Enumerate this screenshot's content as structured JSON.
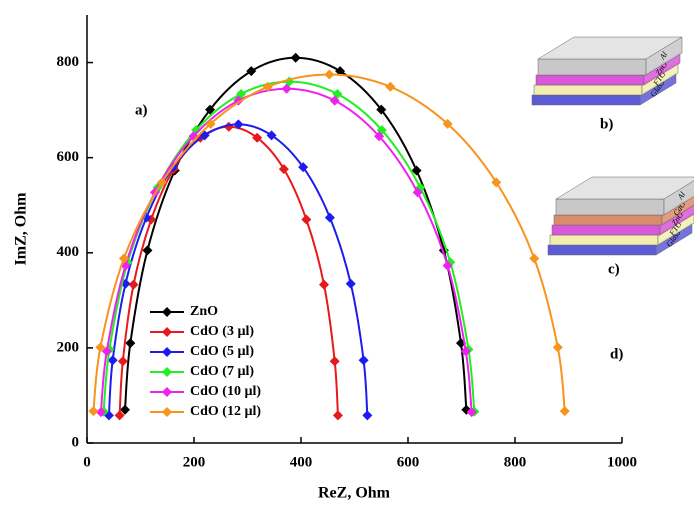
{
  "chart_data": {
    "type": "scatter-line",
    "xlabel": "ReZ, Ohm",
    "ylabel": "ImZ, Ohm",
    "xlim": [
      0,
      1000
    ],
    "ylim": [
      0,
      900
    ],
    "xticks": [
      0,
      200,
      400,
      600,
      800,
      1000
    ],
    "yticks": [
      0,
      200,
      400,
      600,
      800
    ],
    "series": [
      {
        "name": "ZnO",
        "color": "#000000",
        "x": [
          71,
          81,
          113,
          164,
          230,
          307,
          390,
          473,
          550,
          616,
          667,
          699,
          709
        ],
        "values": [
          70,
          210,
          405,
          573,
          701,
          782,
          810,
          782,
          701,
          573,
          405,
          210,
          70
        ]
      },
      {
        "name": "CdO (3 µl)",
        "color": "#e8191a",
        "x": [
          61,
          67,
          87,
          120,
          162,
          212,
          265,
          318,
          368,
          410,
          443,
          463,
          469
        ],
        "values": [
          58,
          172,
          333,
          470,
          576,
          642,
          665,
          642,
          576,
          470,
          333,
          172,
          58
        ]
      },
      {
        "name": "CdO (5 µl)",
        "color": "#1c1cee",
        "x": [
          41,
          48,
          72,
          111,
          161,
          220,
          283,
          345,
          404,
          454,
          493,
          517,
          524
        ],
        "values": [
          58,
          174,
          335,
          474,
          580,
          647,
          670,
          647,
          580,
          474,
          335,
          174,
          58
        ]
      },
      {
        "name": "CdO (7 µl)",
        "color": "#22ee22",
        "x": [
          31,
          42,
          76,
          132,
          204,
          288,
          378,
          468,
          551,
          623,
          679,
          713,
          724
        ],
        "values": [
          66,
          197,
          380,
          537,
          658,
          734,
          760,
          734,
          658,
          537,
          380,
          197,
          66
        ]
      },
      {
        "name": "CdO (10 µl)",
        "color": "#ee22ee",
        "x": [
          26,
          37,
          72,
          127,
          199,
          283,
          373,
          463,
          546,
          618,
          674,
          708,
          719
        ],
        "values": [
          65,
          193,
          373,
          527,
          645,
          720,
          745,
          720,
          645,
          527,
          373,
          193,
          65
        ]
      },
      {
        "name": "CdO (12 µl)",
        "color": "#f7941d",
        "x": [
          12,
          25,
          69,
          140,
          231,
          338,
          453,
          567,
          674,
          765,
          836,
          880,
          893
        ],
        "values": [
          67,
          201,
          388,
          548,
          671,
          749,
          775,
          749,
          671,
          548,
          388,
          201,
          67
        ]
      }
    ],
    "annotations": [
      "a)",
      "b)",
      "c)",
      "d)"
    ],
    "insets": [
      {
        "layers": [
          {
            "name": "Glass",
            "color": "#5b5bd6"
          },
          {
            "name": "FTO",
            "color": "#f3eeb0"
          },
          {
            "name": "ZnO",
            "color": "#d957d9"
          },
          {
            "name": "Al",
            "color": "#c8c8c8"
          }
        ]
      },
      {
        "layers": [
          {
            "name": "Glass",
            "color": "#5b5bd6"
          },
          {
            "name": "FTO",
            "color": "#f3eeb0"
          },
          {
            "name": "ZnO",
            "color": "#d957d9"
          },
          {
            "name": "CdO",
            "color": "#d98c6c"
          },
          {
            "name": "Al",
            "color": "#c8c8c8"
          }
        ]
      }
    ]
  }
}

----

▶ _Given task_:
Could you reproduce every record above exactly, leaving out the pictures?

▶ _Final result_:
Enumerate this screenshot's content as structured JSON.
{
  "chart_data": {
    "type": "scatter-line",
    "xlabel": "ReZ, Ohm",
    "ylabel": "ImZ, Ohm",
    "xlim": [
      0,
      1000
    ],
    "ylim": [
      0,
      900
    ],
    "xticks": [
      0,
      200,
      400,
      600,
      800,
      1000
    ],
    "yticks": [
      0,
      200,
      400,
      600,
      800
    ],
    "series": [
      {
        "name": "ZnO",
        "color": "#000000",
        "x": [
          71,
          81,
          113,
          164,
          230,
          307,
          390,
          473,
          550,
          616,
          667,
          699,
          709
        ],
        "values": [
          70,
          210,
          405,
          573,
          701,
          782,
          810,
          782,
          701,
          573,
          405,
          210,
          70
        ]
      },
      {
        "name": "CdO (3 µl)",
        "color": "#e8191a",
        "x": [
          61,
          67,
          87,
          120,
          162,
          212,
          265,
          318,
          368,
          410,
          443,
          463,
          469
        ],
        "values": [
          58,
          172,
          333,
          470,
          576,
          642,
          665,
          642,
          576,
          470,
          333,
          172,
          58
        ]
      },
      {
        "name": "CdO (5 µl)",
        "color": "#1c1cee",
        "x": [
          41,
          48,
          72,
          111,
          161,
          220,
          283,
          345,
          404,
          454,
          493,
          517,
          524
        ],
        "values": [
          58,
          174,
          335,
          474,
          580,
          647,
          670,
          647,
          580,
          474,
          335,
          174,
          58
        ]
      },
      {
        "name": "CdO (7 µl)",
        "color": "#22ee22",
        "x": [
          31,
          42,
          76,
          132,
          204,
          288,
          378,
          468,
          551,
          623,
          679,
          713,
          724
        ],
        "values": [
          66,
          197,
          380,
          537,
          658,
          734,
          760,
          734,
          658,
          537,
          380,
          197,
          66
        ]
      },
      {
        "name": "CdO (10 µl)",
        "color": "#ee22ee",
        "x": [
          26,
          37,
          72,
          127,
          199,
          283,
          373,
          463,
          546,
          618,
          674,
          708,
          719
        ],
        "values": [
          65,
          193,
          373,
          527,
          645,
          720,
          745,
          720,
          645,
          527,
          373,
          193,
          65
        ]
      },
      {
        "name": "CdO (12 µl)",
        "color": "#f7941d",
        "x": [
          12,
          25,
          69,
          140,
          231,
          338,
          453,
          567,
          674,
          765,
          836,
          880,
          893
        ],
        "values": [
          67,
          201,
          388,
          548,
          671,
          749,
          775,
          749,
          671,
          548,
          388,
          201,
          67
        ]
      }
    ],
    "annotations": [
      "a)",
      "b)",
      "c)",
      "d)"
    ],
    "insets": [
      {
        "layers": [
          {
            "name": "Glass",
            "color": "#5b5bd6"
          },
          {
            "name": "FTO",
            "color": "#f3eeb0"
          },
          {
            "name": "ZnO",
            "color": "#d957d9"
          },
          {
            "name": "Al",
            "color": "#c8c8c8"
          }
        ]
      },
      {
        "layers": [
          {
            "name": "Glass",
            "color": "#5b5bd6"
          },
          {
            "name": "FTO",
            "color": "#f3eeb0"
          },
          {
            "name": "ZnO",
            "color": "#d957d9"
          },
          {
            "name": "CdO",
            "color": "#d98c6c"
          },
          {
            "name": "Al",
            "color": "#c8c8c8"
          }
        ]
      }
    ]
  }
}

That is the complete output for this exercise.